### What is being asked
Produce an exact copy of all the records.

:::

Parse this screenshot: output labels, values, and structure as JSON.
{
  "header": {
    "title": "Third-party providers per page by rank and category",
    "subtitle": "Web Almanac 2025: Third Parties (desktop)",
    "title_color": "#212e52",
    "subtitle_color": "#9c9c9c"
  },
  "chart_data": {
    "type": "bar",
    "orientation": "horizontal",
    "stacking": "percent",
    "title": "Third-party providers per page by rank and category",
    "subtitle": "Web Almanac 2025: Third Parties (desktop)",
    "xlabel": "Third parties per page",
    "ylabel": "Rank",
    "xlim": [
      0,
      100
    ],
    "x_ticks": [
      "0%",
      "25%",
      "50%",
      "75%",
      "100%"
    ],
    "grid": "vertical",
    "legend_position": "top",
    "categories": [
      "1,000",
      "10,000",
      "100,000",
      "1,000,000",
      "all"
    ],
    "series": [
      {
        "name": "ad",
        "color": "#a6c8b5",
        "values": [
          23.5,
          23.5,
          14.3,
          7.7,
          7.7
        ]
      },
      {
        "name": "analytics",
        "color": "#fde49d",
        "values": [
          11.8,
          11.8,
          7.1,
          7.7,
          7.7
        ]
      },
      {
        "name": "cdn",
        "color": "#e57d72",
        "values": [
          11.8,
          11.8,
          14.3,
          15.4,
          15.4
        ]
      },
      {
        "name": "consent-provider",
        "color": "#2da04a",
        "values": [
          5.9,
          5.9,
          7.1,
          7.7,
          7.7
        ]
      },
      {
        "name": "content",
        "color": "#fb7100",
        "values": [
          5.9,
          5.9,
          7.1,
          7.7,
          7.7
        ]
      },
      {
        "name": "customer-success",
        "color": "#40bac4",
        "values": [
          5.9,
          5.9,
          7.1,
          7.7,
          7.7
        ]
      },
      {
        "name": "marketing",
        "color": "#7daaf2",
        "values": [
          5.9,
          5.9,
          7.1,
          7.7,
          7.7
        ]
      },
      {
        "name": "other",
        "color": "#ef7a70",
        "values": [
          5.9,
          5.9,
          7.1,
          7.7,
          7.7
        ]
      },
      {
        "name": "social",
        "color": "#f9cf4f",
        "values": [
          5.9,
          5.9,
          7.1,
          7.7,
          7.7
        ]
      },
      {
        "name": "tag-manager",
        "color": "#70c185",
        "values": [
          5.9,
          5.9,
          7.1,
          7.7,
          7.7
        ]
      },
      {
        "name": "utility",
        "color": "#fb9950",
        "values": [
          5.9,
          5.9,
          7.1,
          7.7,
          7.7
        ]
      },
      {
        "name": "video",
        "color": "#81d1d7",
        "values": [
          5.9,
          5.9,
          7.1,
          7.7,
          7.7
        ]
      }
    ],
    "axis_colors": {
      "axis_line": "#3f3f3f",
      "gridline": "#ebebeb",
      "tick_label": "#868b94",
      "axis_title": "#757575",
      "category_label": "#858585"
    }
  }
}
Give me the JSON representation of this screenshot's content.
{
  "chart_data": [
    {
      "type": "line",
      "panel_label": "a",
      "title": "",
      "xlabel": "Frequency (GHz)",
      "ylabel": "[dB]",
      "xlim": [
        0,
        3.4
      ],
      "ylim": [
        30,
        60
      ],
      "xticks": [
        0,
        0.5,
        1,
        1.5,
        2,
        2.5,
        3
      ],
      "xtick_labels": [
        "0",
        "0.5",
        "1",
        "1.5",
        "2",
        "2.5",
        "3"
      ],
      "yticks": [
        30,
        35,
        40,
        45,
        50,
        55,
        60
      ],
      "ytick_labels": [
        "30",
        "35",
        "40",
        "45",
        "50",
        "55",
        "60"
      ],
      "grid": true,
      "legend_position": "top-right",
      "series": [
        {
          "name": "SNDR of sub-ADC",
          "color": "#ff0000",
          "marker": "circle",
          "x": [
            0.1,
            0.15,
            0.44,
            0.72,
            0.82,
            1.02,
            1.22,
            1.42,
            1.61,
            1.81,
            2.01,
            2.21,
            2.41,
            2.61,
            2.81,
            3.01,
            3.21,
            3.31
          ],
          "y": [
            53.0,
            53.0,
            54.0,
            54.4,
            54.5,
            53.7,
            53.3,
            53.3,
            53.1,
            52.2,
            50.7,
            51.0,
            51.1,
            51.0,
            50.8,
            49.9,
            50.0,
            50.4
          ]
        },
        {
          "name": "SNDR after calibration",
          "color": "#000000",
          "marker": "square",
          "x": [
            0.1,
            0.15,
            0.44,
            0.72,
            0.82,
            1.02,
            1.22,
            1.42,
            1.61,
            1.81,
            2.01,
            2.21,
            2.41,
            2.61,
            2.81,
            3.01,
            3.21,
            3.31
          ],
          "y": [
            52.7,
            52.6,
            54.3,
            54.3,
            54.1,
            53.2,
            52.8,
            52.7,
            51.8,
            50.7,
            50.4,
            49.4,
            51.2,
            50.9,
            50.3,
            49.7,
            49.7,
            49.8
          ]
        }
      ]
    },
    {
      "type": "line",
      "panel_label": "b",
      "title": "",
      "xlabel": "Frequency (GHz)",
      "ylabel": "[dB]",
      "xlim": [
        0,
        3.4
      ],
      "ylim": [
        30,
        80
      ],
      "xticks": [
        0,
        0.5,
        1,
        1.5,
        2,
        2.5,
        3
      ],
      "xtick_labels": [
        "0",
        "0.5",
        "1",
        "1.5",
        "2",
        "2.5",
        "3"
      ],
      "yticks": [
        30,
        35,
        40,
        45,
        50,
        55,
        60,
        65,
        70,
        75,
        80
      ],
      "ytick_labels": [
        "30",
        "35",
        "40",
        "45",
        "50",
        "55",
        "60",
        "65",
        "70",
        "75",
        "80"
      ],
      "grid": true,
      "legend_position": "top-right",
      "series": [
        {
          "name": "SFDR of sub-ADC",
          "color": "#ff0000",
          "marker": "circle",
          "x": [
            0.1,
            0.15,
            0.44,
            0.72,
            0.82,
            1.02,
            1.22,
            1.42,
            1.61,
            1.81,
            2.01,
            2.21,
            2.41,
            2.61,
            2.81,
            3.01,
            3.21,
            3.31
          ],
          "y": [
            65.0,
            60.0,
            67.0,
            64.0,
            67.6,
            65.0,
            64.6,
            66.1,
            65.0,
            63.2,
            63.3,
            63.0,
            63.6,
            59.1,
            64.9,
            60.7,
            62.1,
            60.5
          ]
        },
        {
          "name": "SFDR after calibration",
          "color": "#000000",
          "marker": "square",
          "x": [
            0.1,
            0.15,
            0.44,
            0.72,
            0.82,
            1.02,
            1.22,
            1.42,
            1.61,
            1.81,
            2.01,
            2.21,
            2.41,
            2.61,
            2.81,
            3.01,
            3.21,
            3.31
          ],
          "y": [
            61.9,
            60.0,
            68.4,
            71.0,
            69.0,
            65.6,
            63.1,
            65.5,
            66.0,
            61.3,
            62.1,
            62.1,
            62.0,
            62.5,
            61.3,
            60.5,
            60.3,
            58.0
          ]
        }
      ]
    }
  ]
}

:::

### Full answer
Parse this screenshot: output labels, values, and structure as JSON.
{
  "header": {
    "title": "Third-party providers per page by rank and category",
    "subtitle": "Web Almanac 2025: Third Parties (desktop)",
    "title_color": "#212e52",
    "subtitle_color": "#9c9c9c"
  },
  "chart_data": {
    "type": "bar",
    "orientation": "horizontal",
    "stacking": "percent",
    "title": "Third-party providers per page by rank and category",
    "subtitle": "Web Almanac 2025: Third Parties (desktop)",
    "xlabel": "Third parties per page",
    "ylabel": "Rank",
    "xlim": [
      0,
      100
    ],
    "x_ticks": [
      "0%",
      "25%",
      "50%",
      "75%",
      "100%"
    ],
    "grid": "vertical",
    "legend_position": "top",
    "categories": [
      "1,000",
      "10,000",
      "100,000",
      "1,000,000",
      "all"
    ],
    "series": [
      {
        "name": "ad",
        "color": "#a6c8b5",
        "values": [
          23.5,
          23.5,
          14.3,
          7.7,
          7.7
        ]
      },
      {
        "name": "analytics",
        "color": "#fde49d",
        "values": [
          11.8,
          11.8,
          7.1,
          7.7,
          7.7
        ]
      },
      {
        "name": "cdn",
        "color": "#e57d72",
        "values": [
          11.8,
          11.8,
          14.3,
          15.4,
          15.4
        ]
      },
      {
        "name": "consent-provider",
        "color": "#2da04a",
        "values": [
          5.9,
          5.9,
          7.1,
          7.7,
          7.7
        ]
      },
      {
        "name": "content",
        "color": "#fb7100",
        "values": [
          5.9,
          5.9,
          7.1,
          7.7,
          7.7
        ]
      },
      {
        "name": "customer-success",
        "color": "#40bac4",
        "values": [
          5.9,
          5.9,
          7.1,
          7.7,
          7.7
        ]
      },
      {
        "name": "marketing",
        "color": "#7daaf2",
        "values": [
          5.9,
          5.9,
          7.1,
          7.7,
          7.7
        ]
      },
      {
        "name": "other",
        "color": "#ef7a70",
        "values": [
          5.9,
          5.9,
          7.1,
          7.7,
          7.7
        ]
      },
      {
        "name": "social",
        "color": "#f9cf4f",
        "values": [
          5.9,
          5.9,
          7.1,
          7.7,
          7.7
        ]
      },
      {
        "name": "tag-manager",
        "color": "#70c185",
        "values": [
          5.9,
          5.9,
          7.1,
          7.7,
          7.7
        ]
      },
      {
        "name": "utility",
        "color": "#fb9950",
        "values": [
          5.9,
          5.9,
          7.1,
          7.7,
          7.7
        ]
      },
      {
        "name": "video",
        "color": "#81d1d7",
        "values": [
          5.9,
          5.9,
          7.1,
          7.7,
          7.7
        ]
      }
    ],
    "axis_colors": {
      "axis_line": "#3f3f3f",
      "gridline": "#ebebeb",
      "tick_label": "#868b94",
      "axis_title": "#757575",
      "category_label": "#858585"
    }
  }
}
Give me the JSON representation of this screenshot's content.
{
  "chart_data": [
    {
      "type": "line",
      "panel_label": "a",
      "title": "",
      "xlabel": "Frequency (GHz)",
      "ylabel": "[dB]",
      "xlim": [
        0,
        3.4
      ],
      "ylim": [
        30,
        60
      ],
      "xticks": [
        0,
        0.5,
        1,
        1.5,
        2,
        2.5,
        3
      ],
      "xtick_labels": [
        "0",
        "0.5",
        "1",
        "1.5",
        "2",
        "2.5",
        "3"
      ],
      "yticks": [
        30,
        35,
        40,
        45,
        50,
        55,
        60
      ],
      "ytick_labels": [
        "30",
        "35",
        "40",
        "45",
        "50",
        "55",
        "60"
      ],
      "grid": true,
      "legend_position": "top-right",
      "series": [
        {
          "name": "SNDR of sub-ADC",
          "color": "#ff0000",
          "marker": "circle",
          "x": [
            0.1,
            0.15,
            0.44,
            0.72,
            0.82,
            1.02,
            1.22,
            1.42,
            1.61,
            1.81,
            2.01,
            2.21,
            2.41,
            2.61,
            2.81,
            3.01,
            3.21,
            3.31
          ],
          "y": [
            53.0,
            53.0,
            54.0,
            54.4,
            54.5,
            53.7,
            53.3,
            53.3,
            53.1,
            52.2,
            50.7,
            51.0,
            51.1,
            51.0,
            50.8,
            49.9,
            50.0,
            50.4
          ]
        },
        {
          "name": "SNDR after calibration",
          "color": "#000000",
          "marker": "square",
          "x": [
            0.1,
            0.15,
            0.44,
            0.72,
            0.82,
            1.02,
            1.22,
            1.42,
            1.61,
            1.81,
            2.01,
            2.21,
            2.41,
            2.61,
            2.81,
            3.01,
            3.21,
            3.31
          ],
          "y": [
            52.7,
            52.6,
            54.3,
            54.3,
            54.1,
            53.2,
            52.8,
            52.7,
            51.8,
            50.7,
            50.4,
            49.4,
            51.2,
            50.9,
            50.3,
            49.7,
            49.7,
            49.8
          ]
        }
      ]
    },
    {
      "type": "line",
      "panel_label": "b",
      "title": "",
      "xlabel": "Frequency (GHz)",
      "ylabel": "[dB]",
      "xlim": [
        0,
        3.4
      ],
      "ylim": [
        30,
        80
      ],
      "xticks": [
        0,
        0.5,
        1,
        1.5,
        2,
        2.5,
        3
      ],
      "xtick_labels": [
        "0",
        "0.5",
        "1",
        "1.5",
        "2",
        "2.5",
        "3"
      ],
      "yticks": [
        30,
        35,
        40,
        45,
        50,
        55,
        60,
        65,
        70,
        75,
        80
      ],
      "ytick_labels": [
        "30",
        "35",
        "40",
        "45",
        "50",
        "55",
        "60",
        "65",
        "70",
        "75",
        "80"
      ],
      "grid": true,
      "legend_position": "top-right",
      "series": [
        {
          "name": "SFDR of sub-ADC",
          "color": "#ff0000",
          "marker": "circle",
          "x": [
            0.1,
            0.15,
            0.44,
            0.72,
            0.82,
            1.02,
            1.22,
            1.42,
            1.61,
            1.81,
            2.01,
            2.21,
            2.41,
            2.61,
            2.81,
            3.01,
            3.21,
            3.31
          ],
          "y": [
            65.0,
            60.0,
            67.0,
            64.0,
            67.6,
            65.0,
            64.6,
            66.1,
            65.0,
            63.2,
            63.3,
            63.0,
            63.6,
            59.1,
            64.9,
            60.7,
            62.1,
            60.5
          ]
        },
        {
          "name": "SFDR after calibration",
          "color": "#000000",
          "marker": "square",
          "x": [
            0.1,
            0.15,
            0.44,
            0.72,
            0.82,
            1.02,
            1.22,
            1.42,
            1.61,
            1.81,
            2.01,
            2.21,
            2.41,
            2.61,
            2.81,
            3.01,
            3.21,
            3.31
          ],
          "y": [
            61.9,
            60.0,
            68.4,
            71.0,
            69.0,
            65.6,
            63.1,
            65.5,
            66.0,
            61.3,
            62.1,
            62.1,
            62.0,
            62.5,
            61.3,
            60.5,
            60.3,
            58.0
          ]
        }
      ]
    }
  ]
}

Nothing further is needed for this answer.